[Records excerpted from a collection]
START
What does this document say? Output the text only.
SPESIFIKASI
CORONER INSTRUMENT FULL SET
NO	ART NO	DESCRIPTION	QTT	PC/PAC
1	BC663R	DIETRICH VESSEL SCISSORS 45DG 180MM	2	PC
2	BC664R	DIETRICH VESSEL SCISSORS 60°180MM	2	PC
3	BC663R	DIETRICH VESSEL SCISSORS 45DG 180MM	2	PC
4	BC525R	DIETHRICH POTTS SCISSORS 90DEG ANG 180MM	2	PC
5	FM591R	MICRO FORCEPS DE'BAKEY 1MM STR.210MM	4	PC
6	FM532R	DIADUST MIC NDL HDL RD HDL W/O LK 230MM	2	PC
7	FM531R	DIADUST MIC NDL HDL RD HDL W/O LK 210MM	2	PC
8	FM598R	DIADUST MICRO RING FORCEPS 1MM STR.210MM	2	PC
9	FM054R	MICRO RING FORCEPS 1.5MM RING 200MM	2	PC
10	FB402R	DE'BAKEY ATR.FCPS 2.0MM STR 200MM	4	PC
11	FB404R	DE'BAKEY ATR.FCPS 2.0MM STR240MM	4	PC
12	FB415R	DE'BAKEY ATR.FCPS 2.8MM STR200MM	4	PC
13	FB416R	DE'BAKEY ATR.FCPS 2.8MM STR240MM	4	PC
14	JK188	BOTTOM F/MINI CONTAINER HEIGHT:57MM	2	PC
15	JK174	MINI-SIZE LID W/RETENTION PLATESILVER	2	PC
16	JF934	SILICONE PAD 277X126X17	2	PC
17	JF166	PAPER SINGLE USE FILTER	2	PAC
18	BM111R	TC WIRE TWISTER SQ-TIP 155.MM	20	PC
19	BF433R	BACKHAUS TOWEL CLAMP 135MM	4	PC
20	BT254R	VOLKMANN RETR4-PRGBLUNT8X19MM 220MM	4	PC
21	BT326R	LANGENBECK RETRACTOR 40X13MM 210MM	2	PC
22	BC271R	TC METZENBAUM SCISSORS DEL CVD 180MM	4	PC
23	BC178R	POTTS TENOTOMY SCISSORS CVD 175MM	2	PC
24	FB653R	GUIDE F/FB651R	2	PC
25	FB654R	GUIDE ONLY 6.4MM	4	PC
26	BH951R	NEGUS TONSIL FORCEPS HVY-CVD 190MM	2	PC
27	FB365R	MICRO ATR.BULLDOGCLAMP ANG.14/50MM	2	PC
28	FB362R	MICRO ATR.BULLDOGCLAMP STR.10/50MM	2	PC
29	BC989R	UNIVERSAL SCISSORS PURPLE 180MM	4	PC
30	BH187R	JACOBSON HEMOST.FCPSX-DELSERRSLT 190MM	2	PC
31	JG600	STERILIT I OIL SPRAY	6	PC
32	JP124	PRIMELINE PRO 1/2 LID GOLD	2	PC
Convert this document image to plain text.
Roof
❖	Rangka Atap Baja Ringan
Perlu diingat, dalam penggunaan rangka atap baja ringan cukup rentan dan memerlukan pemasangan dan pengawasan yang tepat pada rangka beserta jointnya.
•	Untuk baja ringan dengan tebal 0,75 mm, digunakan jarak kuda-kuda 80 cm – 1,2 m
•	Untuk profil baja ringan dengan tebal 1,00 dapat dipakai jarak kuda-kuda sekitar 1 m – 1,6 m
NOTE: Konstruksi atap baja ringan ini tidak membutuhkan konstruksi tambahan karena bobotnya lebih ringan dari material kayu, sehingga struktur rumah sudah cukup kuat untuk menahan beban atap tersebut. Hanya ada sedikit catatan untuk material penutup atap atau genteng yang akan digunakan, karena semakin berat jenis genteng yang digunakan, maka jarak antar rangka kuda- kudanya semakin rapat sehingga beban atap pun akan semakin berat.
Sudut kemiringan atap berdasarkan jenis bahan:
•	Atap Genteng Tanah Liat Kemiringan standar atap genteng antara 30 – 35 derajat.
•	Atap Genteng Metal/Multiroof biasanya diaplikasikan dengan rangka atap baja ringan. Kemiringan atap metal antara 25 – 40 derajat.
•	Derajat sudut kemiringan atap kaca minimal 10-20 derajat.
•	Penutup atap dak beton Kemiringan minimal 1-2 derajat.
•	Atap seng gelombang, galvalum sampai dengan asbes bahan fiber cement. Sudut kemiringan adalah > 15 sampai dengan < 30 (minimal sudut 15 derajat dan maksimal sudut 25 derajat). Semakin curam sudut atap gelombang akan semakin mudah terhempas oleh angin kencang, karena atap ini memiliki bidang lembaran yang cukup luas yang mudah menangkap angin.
END
> [Task brief]:
Identify the lines that hold the word "minimal". Copy every one of them.

> [Solution for this problem]:
•	Derajat sudut kemiringan atap kaca minimal 10-20 derajat.
•	Penutup atap dak beton Kemiringan minimal 1-2 derajat.
•	Atap seng gelombang, galvalum sampai dengan asbes bahan fiber cement. Sudut kemiringan adalah > 15 sampai dengan < 30 (minimal sudut 15 derajat dan maksimal sudut 25 derajat). Semakin curam sudut atap gelombang akan semakin mudah terhempas oleh angin kencang, karena atap ini memiliki bidang lembaran yang cukup luas yang mudah menangkap angin.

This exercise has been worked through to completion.